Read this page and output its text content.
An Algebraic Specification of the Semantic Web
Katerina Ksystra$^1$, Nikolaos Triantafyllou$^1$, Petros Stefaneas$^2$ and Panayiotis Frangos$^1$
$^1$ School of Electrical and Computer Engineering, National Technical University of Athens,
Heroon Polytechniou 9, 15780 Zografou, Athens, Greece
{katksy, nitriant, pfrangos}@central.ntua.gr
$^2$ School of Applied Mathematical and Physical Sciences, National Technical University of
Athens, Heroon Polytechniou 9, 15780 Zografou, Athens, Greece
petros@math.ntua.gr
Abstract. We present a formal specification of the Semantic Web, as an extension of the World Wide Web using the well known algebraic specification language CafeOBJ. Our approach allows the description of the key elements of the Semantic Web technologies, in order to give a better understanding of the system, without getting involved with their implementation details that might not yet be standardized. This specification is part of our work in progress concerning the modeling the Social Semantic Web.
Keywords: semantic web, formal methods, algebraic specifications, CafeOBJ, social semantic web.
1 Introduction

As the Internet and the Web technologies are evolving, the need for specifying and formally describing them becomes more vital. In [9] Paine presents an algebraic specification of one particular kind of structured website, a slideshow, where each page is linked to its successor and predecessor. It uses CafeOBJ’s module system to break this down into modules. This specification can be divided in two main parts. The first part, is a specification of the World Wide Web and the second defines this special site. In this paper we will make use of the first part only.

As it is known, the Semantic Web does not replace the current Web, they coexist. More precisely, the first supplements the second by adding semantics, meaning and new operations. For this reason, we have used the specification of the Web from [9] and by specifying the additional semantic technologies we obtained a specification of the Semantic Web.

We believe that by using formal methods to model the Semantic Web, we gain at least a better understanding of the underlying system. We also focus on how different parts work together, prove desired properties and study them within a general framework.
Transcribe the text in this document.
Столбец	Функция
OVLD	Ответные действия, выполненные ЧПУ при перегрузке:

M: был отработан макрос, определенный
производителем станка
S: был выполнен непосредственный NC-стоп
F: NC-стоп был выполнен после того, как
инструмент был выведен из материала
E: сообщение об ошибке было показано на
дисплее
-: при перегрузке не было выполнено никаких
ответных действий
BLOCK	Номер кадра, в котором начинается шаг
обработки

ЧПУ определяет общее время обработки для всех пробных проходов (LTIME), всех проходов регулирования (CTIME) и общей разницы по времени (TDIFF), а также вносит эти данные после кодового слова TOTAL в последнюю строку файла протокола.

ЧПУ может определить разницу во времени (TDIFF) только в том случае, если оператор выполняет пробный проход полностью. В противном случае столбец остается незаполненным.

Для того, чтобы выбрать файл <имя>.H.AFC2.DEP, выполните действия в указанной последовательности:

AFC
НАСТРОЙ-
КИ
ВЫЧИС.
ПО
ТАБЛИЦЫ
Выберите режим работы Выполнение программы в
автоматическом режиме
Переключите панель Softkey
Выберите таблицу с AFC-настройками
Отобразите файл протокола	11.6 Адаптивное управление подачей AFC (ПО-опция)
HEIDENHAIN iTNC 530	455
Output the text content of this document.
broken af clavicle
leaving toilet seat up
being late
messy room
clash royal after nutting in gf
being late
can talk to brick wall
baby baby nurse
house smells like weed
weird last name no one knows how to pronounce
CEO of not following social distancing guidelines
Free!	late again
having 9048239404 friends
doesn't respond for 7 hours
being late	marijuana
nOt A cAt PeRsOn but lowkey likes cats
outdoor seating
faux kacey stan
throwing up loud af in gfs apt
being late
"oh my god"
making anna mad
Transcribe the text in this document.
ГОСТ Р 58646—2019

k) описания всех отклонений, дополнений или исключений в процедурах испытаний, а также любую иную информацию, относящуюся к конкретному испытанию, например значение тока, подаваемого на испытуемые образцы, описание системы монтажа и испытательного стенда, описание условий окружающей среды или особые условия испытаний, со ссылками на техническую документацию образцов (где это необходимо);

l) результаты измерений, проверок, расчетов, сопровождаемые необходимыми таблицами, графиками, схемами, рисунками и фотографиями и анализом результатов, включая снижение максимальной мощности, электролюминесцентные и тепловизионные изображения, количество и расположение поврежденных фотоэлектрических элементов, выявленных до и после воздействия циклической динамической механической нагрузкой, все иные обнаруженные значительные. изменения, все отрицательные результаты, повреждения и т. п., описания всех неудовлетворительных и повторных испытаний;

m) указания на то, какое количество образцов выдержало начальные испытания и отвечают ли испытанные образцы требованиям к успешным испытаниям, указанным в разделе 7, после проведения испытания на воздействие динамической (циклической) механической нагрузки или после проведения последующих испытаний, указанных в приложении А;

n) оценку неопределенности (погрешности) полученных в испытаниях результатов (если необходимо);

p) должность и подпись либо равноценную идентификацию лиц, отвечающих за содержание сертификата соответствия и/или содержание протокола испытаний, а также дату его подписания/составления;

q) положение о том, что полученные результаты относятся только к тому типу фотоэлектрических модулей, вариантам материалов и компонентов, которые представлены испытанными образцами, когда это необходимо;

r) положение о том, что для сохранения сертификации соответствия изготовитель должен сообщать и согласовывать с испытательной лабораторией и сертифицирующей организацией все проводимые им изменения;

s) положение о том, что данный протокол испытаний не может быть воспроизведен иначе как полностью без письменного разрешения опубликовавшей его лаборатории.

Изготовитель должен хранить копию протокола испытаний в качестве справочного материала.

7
※
REQUIRED WORK: Retype the listing. Match it exactly.

TASK RESULT:
Read this page and output its text content.
An Algebraic Specification of the Semantic Web
Katerina Ksystra$^1$, Nikolaos Triantafyllou$^1$, Petros Stefaneas$^2$ and Panayiotis Frangos$^1$
$^1$ School of Electrical and Computer Engineering, National Technical University of Athens,
Heroon Polytechniou 9, 15780 Zografou, Athens, Greece
{katksy, nitriant, pfrangos}@central.ntua.gr
$^2$ School of Applied Mathematical and Physical Sciences, National Technical University of
Athens, Heroon Polytechniou 9, 15780 Zografou, Athens, Greece
petros@math.ntua.gr
Abstract. We present a formal specification of the Semantic Web, as an extension of the World Wide Web using the well known algebraic specification language CafeOBJ. Our approach allows the description of the key elements of the Semantic Web technologies, in order to give a better understanding of the system, without getting involved with their implementation details that might not yet be standardized. This specification is part of our work in progress concerning the modeling the Social Semantic Web.
Keywords: semantic web, formal methods, algebraic specifications, CafeOBJ, social semantic web.
1 Introduction

As the Internet and the Web technologies are evolving, the need for specifying and formally describing them becomes more vital. In [9] Paine presents an algebraic specification of one particular kind of structured website, a slideshow, where each page is linked to its successor and predecessor. It uses CafeOBJ’s module system to break this down into modules. This specification can be divided in two main parts. The first part, is a specification of the World Wide Web and the second defines this special site. In this paper we will make use of the first part only.

As it is known, the Semantic Web does not replace the current Web, they coexist. More precisely, the first supplements the second by adding semantics, meaning and new operations. For this reason, we have used the specification of the Web from [9] and by specifying the additional semantic technologies we obtained a specification of the Semantic Web.

We believe that by using formal methods to model the Semantic Web, we gain at least a better understanding of the underlying system. We also focus on how different parts work together, prove desired properties and study them within a general framework.
Transcribe the text in this document.
Столбец	Функция
OVLD	Ответные действия, выполненные ЧПУ при перегрузке:

M: был отработан макрос, определенный
производителем станка
S: был выполнен непосредственный NC-стоп
F: NC-стоп был выполнен после того, как
инструмент был выведен из материала
E: сообщение об ошибке было показано на
дисплее
-: при перегрузке не было выполнено никаких
ответных действий
BLOCK	Номер кадра, в котором начинается шаг
обработки

ЧПУ определяет общее время обработки для всех пробных проходов (LTIME), всех проходов регулирования (CTIME) и общей разницы по времени (TDIFF), а также вносит эти данные после кодового слова TOTAL в последнюю строку файла протокола.

ЧПУ может определить разницу во времени (TDIFF) только в том случае, если оператор выполняет пробный проход полностью. В противном случае столбец остается незаполненным.

Для того, чтобы выбрать файл <имя>.H.AFC2.DEP, выполните действия в указанной последовательности:

AFC
НАСТРОЙ-
КИ
ВЫЧИС.
ПО
ТАБЛИЦЫ
Выберите режим работы Выполнение программы в
автоматическом режиме
Переключите панель Softkey
Выберите таблицу с AFC-настройками
Отобразите файл протокола	11.6 Адаптивное управление подачей AFC (ПО-опция)
HEIDENHAIN iTNC 530	455
Output the text content of this document.
broken af clavicle
leaving toilet seat up
being late
messy room
clash royal after nutting in gf
being late
can talk to brick wall
baby baby nurse
house smells like weed
weird last name no one knows how to pronounce
CEO of not following social distancing guidelines
Free!	late again
having 9048239404 friends
doesn't respond for 7 hours
being late	marijuana
nOt A cAt PeRsOn but lowkey likes cats
outdoor seating
faux kacey stan
throwing up loud af in gfs apt
being late
"oh my god"
making anna mad
Transcribe the text in this document.
ГОСТ Р 58646—2019

k) описания всех отклонений, дополнений или исключений в процедурах испытаний, а также любую иную информацию, относящуюся к конкретному испытанию, например значение тока, подаваемого на испытуемые образцы, описание системы монтажа и испытательного стенда, описание условий окружающей среды или особые условия испытаний, со ссылками на техническую документацию образцов (где это необходимо);

l) результаты измерений, проверок, расчетов, сопровождаемые необходимыми таблицами, графиками, схемами, рисунками и фотографиями и анализом результатов, включая снижение максимальной мощности, электролюминесцентные и тепловизионные изображения, количество и расположение поврежденных фотоэлектрических элементов, выявленных до и после воздействия циклической динамической механической нагрузкой, все иные обнаруженные значительные. изменения, все отрицательные результаты, повреждения и т. п., описания всех неудовлетворительных и повторных испытаний;

m) указания на то, какое количество образцов выдержало начальные испытания и отвечают ли испытанные образцы требованиям к успешным испытаниям, указанным в разделе 7, после проведения испытания на воздействие динамической (циклической) механической нагрузки или после проведения последующих испытаний, указанных в приложении А;

n) оценку неопределенности (погрешности) полученных в испытаниях результатов (если необходимо);

p) должность и подпись либо равноценную идентификацию лиц, отвечающих за содержание сертификата соответствия и/или содержание протокола испытаний, а также дату его подписания/составления;

q) положение о том, что полученные результаты относятся только к тому типу фотоэлектрических модулей, вариантам материалов и компонентов, которые представлены испытанными образцами, когда это необходимо;

r) положение о том, что для сохранения сертификации соответствия изготовитель должен сообщать и согласовывать с испытательной лабораторией и сертифицирующей организацией все проводимые им изменения;

s) положение о том, что данный протокол испытаний не может быть воспроизведен иначе как полностью без письменного разрешения опубликовавшей его лаборатории.

Изготовитель должен хранить копию протокола испытаний в качестве справочного материала.

7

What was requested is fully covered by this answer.